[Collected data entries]
* START *

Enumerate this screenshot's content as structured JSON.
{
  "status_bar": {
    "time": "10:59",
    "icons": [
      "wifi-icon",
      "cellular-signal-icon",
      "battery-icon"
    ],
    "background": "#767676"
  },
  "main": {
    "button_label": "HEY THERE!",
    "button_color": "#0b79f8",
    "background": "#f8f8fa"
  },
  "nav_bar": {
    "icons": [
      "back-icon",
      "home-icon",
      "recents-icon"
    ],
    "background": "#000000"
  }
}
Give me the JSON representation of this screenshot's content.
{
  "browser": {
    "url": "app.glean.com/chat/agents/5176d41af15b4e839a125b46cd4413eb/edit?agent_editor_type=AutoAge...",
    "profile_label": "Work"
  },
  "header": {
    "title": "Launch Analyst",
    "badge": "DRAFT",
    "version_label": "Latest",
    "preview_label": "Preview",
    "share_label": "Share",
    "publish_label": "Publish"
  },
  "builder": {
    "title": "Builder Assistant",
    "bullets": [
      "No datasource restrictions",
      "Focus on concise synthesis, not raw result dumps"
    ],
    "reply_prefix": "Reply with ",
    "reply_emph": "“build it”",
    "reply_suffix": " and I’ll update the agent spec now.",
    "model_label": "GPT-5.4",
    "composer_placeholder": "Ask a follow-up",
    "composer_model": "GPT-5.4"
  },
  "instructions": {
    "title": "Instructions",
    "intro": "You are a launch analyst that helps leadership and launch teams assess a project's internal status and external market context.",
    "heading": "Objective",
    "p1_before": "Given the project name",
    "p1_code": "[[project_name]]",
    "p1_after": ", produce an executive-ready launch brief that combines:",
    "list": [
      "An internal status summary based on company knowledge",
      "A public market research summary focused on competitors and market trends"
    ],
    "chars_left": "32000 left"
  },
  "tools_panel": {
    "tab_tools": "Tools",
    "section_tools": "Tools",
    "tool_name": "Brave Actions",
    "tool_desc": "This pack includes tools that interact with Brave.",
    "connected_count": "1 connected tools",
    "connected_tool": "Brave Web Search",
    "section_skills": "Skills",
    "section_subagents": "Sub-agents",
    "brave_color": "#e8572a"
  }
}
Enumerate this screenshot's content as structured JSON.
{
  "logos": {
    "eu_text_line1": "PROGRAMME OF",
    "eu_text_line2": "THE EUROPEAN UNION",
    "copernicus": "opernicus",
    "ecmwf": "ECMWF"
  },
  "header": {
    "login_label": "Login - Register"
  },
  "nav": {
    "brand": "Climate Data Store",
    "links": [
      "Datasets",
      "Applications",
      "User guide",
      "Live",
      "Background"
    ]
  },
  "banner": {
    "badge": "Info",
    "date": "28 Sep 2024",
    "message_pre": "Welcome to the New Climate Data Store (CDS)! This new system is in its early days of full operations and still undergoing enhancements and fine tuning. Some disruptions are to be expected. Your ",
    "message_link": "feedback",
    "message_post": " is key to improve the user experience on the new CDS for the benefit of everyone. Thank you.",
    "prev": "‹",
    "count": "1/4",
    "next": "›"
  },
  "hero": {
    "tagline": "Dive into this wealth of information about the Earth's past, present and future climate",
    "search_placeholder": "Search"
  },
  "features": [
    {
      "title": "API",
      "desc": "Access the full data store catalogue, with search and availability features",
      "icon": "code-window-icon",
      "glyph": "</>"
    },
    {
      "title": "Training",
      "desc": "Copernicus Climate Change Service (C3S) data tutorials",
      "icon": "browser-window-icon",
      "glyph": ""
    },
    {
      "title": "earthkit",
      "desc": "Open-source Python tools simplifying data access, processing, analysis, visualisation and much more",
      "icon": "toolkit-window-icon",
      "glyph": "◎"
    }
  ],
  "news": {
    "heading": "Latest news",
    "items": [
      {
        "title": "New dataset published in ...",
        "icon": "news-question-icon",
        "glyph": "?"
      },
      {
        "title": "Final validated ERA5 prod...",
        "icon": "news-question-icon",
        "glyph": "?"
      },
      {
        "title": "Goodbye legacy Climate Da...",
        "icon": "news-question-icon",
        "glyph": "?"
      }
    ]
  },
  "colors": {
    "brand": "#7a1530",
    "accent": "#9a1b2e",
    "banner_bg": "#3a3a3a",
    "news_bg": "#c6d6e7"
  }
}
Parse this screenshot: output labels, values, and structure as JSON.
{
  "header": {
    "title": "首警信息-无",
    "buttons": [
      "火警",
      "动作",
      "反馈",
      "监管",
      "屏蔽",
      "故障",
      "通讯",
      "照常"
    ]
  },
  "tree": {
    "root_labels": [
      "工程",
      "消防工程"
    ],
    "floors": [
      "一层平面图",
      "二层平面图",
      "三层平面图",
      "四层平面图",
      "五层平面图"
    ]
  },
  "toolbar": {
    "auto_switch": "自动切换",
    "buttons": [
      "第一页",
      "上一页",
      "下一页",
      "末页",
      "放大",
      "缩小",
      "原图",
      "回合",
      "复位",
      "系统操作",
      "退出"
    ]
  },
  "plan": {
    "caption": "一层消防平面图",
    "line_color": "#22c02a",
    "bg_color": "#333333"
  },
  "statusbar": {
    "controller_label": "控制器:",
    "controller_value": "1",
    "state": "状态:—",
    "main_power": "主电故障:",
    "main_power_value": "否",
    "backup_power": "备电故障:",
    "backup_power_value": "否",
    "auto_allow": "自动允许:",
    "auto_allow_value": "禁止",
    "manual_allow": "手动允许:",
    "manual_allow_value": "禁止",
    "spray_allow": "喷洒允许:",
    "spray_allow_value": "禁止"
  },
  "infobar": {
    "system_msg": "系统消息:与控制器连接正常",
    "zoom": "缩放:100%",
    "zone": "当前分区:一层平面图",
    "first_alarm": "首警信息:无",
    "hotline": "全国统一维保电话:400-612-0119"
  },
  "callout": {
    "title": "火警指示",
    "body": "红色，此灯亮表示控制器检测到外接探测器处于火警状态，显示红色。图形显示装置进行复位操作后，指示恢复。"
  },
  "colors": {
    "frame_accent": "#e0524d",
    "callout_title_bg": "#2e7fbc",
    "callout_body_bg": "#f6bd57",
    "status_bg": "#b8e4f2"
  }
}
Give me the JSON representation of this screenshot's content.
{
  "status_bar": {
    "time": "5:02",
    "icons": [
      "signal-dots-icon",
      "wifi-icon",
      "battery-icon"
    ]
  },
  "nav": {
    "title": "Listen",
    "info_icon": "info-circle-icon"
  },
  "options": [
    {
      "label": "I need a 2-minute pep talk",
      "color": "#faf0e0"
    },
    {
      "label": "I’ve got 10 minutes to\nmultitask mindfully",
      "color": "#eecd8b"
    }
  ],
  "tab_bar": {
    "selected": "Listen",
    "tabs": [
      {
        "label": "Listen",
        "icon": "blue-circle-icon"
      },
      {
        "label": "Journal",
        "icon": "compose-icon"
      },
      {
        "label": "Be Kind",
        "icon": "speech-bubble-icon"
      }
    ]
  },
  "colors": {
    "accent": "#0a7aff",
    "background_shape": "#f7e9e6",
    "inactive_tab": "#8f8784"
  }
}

* END *

DIRECTIONS
Transcribe each entry precisely, missing none.

REPLY TO THE EXERCISE
Enumerate this screenshot's content as structured JSON.
{
  "status_bar": {
    "time": "10:59",
    "icons": [
      "wifi-icon",
      "cellular-signal-icon",
      "battery-icon"
    ],
    "background": "#767676"
  },
  "main": {
    "button_label": "HEY THERE!",
    "button_color": "#0b79f8",
    "background": "#f8f8fa"
  },
  "nav_bar": {
    "icons": [
      "back-icon",
      "home-icon",
      "recents-icon"
    ],
    "background": "#000000"
  }
}
Give me the JSON representation of this screenshot's content.
{
  "browser": {
    "url": "app.glean.com/chat/agents/5176d41af15b4e839a125b46cd4413eb/edit?agent_editor_type=AutoAge...",
    "profile_label": "Work"
  },
  "header": {
    "title": "Launch Analyst",
    "badge": "DRAFT",
    "version_label": "Latest",
    "preview_label": "Preview",
    "share_label": "Share",
    "publish_label": "Publish"
  },
  "builder": {
    "title": "Builder Assistant",
    "bullets": [
      "No datasource restrictions",
      "Focus on concise synthesis, not raw result dumps"
    ],
    "reply_prefix": "Reply with ",
    "reply_emph": "“build it”",
    "reply_suffix": " and I’ll update the agent spec now.",
    "model_label": "GPT-5.4",
    "composer_placeholder": "Ask a follow-up",
    "composer_model": "GPT-5.4"
  },
  "instructions": {
    "title": "Instructions",
    "intro": "You are a launch analyst that helps leadership and launch teams assess a project's internal status and external market context.",
    "heading": "Objective",
    "p1_before": "Given the project name",
    "p1_code": "[[project_name]]",
    "p1_after": ", produce an executive-ready launch brief that combines:",
    "list": [
      "An internal status summary based on company knowledge",
      "A public market research summary focused on competitors and market trends"
    ],
    "chars_left": "32000 left"
  },
  "tools_panel": {
    "tab_tools": "Tools",
    "section_tools": "Tools",
    "tool_name": "Brave Actions",
    "tool_desc": "This pack includes tools that interact with Brave.",
    "connected_count": "1 connected tools",
    "connected_tool": "Brave Web Search",
    "section_skills": "Skills",
    "section_subagents": "Sub-agents",
    "brave_color": "#e8572a"
  }
}
Enumerate this screenshot's content as structured JSON.
{
  "logos": {
    "eu_text_line1": "PROGRAMME OF",
    "eu_text_line2": "THE EUROPEAN UNION",
    "copernicus": "opernicus",
    "ecmwf": "ECMWF"
  },
  "header": {
    "login_label": "Login - Register"
  },
  "nav": {
    "brand": "Climate Data Store",
    "links": [
      "Datasets",
      "Applications",
      "User guide",
      "Live",
      "Background"
    ]
  },
  "banner": {
    "badge": "Info",
    "date": "28 Sep 2024",
    "message_pre": "Welcome to the New Climate Data Store (CDS)! This new system is in its early days of full operations and still undergoing enhancements and fine tuning. Some disruptions are to be expected. Your ",
    "message_link": "feedback",
    "message_post": " is key to improve the user experience on the new CDS for the benefit of everyone. Thank you.",
    "prev": "‹",
    "count": "1/4",
    "next": "›"
  },
  "hero": {
    "tagline": "Dive into this wealth of information about the Earth's past, present and future climate",
    "search_placeholder": "Search"
  },
  "features": [
    {
      "title": "API",
      "desc": "Access the full data store catalogue, with search and availability features",
      "icon": "code-window-icon",
      "glyph": "</>"
    },
    {
      "title": "Training",
      "desc": "Copernicus Climate Change Service (C3S) data tutorials",
      "icon": "browser-window-icon",
      "glyph": ""
    },
    {
      "title": "earthkit",
      "desc": "Open-source Python tools simplifying data access, processing, analysis, visualisation and much more",
      "icon": "toolkit-window-icon",
      "glyph": "◎"
    }
  ],
  "news": {
    "heading": "Latest news",
    "items": [
      {
        "title": "New dataset published in ...",
        "icon": "news-question-icon",
        "glyph": "?"
      },
      {
        "title": "Final validated ERA5 prod...",
        "icon": "news-question-icon",
        "glyph": "?"
      },
      {
        "title": "Goodbye legacy Climate Da...",
        "icon": "news-question-icon",
        "glyph": "?"
      }
    ]
  },
  "colors": {
    "brand": "#7a1530",
    "accent": "#9a1b2e",
    "banner_bg": "#3a3a3a",
    "news_bg": "#c6d6e7"
  }
}
Parse this screenshot: output labels, values, and structure as JSON.
{
  "header": {
    "title": "首警信息-无",
    "buttons": [
      "火警",
      "动作",
      "反馈",
      "监管",
      "屏蔽",
      "故障",
      "通讯",
      "照常"
    ]
  },
  "tree": {
    "root_labels": [
      "工程",
      "消防工程"
    ],
    "floors": [
      "一层平面图",
      "二层平面图",
      "三层平面图",
      "四层平面图",
      "五层平面图"
    ]
  },
  "toolbar": {
    "auto_switch": "自动切换",
    "buttons": [
      "第一页",
      "上一页",
      "下一页",
      "末页",
      "放大",
      "缩小",
      "原图",
      "回合",
      "复位",
      "系统操作",
      "退出"
    ]
  },
  "plan": {
    "caption": "一层消防平面图",
    "line_color": "#22c02a",
    "bg_color": "#333333"
  },
  "statusbar": {
    "controller_label": "控制器:",
    "controller_value": "1",
    "state": "状态:—",
    "main_power": "主电故障:",
    "main_power_value": "否",
    "backup_power": "备电故障:",
    "backup_power_value": "否",
    "auto_allow": "自动允许:",
    "auto_allow_value": "禁止",
    "manual_allow": "手动允许:",
    "manual_allow_value": "禁止",
    "spray_allow": "喷洒允许:",
    "spray_allow_value": "禁止"
  },
  "infobar": {
    "system_msg": "系统消息:与控制器连接正常",
    "zoom": "缩放:100%",
    "zone": "当前分区:一层平面图",
    "first_alarm": "首警信息:无",
    "hotline": "全国统一维保电话:400-612-0119"
  },
  "callout": {
    "title": "火警指示",
    "body": "红色，此灯亮表示控制器检测到外接探测器处于火警状态，显示红色。图形显示装置进行复位操作后，指示恢复。"
  },
  "colors": {
    "frame_accent": "#e0524d",
    "callout_title_bg": "#2e7fbc",
    "callout_body_bg": "#f6bd57",
    "status_bg": "#b8e4f2"
  }
}
Give me the JSON representation of this screenshot's content.
{
  "status_bar": {
    "time": "5:02",
    "icons": [
      "signal-dots-icon",
      "wifi-icon",
      "battery-icon"
    ]
  },
  "nav": {
    "title": "Listen",
    "info_icon": "info-circle-icon"
  },
  "options": [
    {
      "label": "I need a 2-minute pep talk",
      "color": "#faf0e0"
    },
    {
      "label": "I’ve got 10 minutes to\nmultitask mindfully",
      "color": "#eecd8b"
    }
  ],
  "tab_bar": {
    "selected": "Listen",
    "tabs": [
      {
        "label": "Listen",
        "icon": "blue-circle-icon"
      },
      {
        "label": "Journal",
        "icon": "compose-icon"
      },
      {
        "label": "Be Kind",
        "icon": "speech-bubble-icon"
      }
    ]
  },
  "colors": {
    "accent": "#0a7aff",
    "background_shape": "#f7e9e6",
    "inactive_tab": "#8f8784"
  }
}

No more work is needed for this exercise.